| Exercise aim |
Go through the material and tally the lines containing the string "součinnost". Give the total alone.

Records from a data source
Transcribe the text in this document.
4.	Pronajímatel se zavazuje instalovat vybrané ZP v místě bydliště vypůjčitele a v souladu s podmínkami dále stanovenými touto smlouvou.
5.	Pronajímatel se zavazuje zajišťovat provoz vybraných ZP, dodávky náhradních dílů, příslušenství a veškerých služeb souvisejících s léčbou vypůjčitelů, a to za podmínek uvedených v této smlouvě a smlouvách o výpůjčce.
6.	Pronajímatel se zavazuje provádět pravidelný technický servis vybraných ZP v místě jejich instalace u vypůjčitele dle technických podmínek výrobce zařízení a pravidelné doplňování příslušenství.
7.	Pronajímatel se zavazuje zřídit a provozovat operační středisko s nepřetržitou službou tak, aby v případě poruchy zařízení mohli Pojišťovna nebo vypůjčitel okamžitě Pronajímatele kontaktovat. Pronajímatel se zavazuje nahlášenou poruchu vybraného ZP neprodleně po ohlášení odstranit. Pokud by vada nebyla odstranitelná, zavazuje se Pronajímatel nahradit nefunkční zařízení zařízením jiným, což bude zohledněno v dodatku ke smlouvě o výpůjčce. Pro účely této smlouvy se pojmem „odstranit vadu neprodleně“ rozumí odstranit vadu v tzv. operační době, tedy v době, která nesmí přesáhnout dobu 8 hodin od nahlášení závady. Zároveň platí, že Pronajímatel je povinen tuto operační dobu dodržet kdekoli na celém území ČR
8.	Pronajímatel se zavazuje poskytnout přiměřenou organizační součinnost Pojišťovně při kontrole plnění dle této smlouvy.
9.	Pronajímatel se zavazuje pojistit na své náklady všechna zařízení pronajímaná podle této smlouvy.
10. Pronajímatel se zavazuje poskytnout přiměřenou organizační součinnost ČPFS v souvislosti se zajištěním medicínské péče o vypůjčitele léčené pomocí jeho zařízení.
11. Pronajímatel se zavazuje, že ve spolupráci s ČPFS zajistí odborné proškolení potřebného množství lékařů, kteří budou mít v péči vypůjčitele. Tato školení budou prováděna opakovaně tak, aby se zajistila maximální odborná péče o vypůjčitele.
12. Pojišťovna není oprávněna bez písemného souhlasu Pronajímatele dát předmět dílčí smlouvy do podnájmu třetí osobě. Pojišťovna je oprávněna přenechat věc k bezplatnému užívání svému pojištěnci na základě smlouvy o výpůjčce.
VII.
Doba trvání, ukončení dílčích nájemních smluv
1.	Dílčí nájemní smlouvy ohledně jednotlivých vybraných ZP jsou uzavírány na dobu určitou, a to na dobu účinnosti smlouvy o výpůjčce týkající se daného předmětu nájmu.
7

==

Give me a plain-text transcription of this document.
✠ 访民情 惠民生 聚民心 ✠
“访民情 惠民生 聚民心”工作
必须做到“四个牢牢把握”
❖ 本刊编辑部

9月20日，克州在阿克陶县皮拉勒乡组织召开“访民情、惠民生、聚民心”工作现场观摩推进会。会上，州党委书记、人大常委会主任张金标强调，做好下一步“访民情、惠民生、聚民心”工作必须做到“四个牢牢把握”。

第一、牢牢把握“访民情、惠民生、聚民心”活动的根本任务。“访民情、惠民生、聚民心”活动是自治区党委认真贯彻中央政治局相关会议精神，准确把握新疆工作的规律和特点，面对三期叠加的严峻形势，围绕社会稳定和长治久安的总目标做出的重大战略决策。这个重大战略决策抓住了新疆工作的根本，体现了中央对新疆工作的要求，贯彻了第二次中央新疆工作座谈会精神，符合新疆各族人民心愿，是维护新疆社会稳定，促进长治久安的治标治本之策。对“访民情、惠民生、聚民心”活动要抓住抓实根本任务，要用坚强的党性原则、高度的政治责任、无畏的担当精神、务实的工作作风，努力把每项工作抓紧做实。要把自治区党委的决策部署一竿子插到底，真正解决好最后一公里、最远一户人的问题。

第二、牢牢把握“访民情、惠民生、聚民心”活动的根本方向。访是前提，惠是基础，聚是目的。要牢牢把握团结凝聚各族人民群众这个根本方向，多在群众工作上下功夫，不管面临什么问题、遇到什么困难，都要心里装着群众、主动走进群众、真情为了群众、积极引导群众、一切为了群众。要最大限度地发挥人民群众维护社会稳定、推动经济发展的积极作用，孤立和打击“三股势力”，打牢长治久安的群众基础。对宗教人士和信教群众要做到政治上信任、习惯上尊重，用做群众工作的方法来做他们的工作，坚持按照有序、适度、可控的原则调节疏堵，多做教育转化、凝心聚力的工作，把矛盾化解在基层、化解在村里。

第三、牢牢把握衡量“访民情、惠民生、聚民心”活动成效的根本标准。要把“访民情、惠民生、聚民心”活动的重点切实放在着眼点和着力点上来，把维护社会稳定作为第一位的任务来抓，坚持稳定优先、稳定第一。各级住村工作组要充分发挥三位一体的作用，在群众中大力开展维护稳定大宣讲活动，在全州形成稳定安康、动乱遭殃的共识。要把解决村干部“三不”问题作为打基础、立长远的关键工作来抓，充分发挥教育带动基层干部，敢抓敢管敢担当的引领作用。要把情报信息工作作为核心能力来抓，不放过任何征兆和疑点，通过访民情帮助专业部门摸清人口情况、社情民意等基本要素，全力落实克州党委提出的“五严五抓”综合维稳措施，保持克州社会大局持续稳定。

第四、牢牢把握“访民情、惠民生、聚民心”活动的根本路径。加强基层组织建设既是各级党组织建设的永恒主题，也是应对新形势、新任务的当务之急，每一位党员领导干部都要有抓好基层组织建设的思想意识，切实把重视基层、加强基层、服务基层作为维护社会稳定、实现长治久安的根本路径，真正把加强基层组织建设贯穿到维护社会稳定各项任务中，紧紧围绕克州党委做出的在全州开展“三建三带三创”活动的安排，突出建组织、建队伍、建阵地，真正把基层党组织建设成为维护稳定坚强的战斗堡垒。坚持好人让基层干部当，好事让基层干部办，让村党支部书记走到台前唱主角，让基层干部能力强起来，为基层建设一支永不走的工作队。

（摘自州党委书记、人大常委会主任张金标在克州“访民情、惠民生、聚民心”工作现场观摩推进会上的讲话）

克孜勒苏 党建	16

| Response to the exercise |
2